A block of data

▬▬▬▬▬▬▬▬▬▬

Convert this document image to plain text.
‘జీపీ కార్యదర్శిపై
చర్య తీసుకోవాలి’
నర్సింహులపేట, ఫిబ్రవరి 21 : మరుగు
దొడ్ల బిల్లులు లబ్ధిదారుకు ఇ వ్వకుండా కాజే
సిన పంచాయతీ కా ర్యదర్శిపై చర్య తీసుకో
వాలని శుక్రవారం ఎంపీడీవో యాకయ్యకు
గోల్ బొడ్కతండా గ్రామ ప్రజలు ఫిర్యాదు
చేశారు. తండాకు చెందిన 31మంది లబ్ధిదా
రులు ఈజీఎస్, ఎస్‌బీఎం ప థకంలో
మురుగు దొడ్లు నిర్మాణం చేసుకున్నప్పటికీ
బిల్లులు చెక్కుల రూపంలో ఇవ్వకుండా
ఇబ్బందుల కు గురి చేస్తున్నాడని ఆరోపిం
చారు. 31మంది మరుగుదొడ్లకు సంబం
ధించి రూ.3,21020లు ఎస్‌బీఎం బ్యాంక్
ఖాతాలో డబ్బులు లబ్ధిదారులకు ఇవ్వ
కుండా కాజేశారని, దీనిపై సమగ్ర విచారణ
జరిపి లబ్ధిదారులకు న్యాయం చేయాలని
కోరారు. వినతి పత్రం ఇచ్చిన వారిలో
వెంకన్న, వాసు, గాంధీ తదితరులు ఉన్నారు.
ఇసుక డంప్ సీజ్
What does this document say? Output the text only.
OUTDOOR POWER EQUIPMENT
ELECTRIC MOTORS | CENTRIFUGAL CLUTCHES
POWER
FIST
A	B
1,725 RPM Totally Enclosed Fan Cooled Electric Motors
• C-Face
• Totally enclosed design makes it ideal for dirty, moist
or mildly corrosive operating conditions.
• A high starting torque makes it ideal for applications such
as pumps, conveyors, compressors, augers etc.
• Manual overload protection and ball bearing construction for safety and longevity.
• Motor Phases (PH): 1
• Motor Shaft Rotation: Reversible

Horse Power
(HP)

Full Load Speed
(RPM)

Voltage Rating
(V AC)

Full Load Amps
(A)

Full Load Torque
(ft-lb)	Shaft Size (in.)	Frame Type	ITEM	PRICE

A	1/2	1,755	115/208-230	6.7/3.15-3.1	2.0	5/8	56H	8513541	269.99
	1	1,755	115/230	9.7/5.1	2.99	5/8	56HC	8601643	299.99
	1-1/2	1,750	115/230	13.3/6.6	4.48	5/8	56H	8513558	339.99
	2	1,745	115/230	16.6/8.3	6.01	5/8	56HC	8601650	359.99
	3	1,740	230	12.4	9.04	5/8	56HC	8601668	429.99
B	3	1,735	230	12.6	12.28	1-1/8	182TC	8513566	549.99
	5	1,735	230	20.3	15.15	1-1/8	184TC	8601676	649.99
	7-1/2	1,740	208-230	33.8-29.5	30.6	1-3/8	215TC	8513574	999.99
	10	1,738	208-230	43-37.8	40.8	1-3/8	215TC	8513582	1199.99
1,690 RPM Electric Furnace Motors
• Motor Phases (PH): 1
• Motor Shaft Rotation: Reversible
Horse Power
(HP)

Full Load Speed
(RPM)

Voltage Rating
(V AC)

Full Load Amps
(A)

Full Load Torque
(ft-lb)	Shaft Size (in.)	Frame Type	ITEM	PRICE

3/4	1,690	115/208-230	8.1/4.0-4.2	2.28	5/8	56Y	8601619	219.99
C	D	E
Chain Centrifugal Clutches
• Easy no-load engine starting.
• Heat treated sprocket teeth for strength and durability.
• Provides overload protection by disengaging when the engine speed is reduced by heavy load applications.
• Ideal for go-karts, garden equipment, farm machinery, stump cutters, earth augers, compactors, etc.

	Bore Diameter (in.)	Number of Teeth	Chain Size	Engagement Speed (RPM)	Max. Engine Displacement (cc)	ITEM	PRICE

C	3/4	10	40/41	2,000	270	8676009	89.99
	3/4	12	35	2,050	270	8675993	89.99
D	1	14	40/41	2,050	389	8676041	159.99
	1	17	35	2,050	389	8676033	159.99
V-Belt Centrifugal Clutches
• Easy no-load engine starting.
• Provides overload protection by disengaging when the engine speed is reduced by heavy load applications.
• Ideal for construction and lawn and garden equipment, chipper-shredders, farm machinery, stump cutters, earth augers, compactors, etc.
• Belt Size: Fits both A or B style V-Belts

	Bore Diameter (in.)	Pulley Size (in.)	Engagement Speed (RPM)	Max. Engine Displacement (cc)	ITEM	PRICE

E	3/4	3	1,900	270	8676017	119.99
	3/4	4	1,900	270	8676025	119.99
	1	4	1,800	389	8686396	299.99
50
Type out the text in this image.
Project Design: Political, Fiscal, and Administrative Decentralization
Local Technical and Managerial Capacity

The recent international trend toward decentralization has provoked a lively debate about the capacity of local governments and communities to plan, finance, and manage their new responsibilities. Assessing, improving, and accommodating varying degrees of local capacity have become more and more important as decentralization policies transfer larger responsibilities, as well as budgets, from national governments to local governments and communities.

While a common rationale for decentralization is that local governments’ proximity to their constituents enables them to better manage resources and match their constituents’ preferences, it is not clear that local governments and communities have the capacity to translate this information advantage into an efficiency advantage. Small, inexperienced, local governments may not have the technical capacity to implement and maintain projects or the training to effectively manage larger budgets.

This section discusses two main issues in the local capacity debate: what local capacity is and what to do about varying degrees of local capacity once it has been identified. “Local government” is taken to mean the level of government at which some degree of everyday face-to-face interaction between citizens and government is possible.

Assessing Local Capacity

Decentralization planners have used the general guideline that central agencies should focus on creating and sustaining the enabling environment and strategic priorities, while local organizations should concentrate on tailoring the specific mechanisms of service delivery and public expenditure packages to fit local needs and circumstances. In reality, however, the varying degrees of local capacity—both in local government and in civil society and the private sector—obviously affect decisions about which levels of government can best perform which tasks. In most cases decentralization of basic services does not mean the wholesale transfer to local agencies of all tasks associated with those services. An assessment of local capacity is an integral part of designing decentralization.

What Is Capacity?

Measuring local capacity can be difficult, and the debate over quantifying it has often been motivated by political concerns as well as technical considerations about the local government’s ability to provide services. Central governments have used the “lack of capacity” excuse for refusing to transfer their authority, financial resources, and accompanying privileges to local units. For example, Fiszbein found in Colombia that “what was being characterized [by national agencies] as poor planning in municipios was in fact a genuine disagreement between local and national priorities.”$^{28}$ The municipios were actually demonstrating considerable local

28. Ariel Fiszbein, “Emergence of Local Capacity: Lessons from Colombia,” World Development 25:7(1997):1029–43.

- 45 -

▬▬▬▬▬▬▬▬▬▬

[What to produce] Scan the material above. Return every line containing the string "resources".

[Output for this task]
While a common rationale for decentralization is that local governments’ proximity to their constituents enables them to better manage resources and match their constituents’ preferences, it is not clear that local governments and communities have the capacity to translate this information advantage into an efficiency advantage. Small, inexperienced, local governments may not have the technical capacity to implement and maintain projects or the training to effectively manage larger budgets.
Measuring local capacity can be difficult, and the debate over quantifying it has often been motivated by political concerns as well as technical considerations about the local government’s ability to provide services. Central governments have used the “lack of capacity” excuse for refusing to transfer their authority, financial resources, and accompanying privileges to local units. For example, Fiszbein found in Colombia that “what was being characterized [by national agencies] as poor planning in municipios was in fact a genuine disagreement between local and national priorities.”$^{28}$ The municipios were actually demonstrating considerable local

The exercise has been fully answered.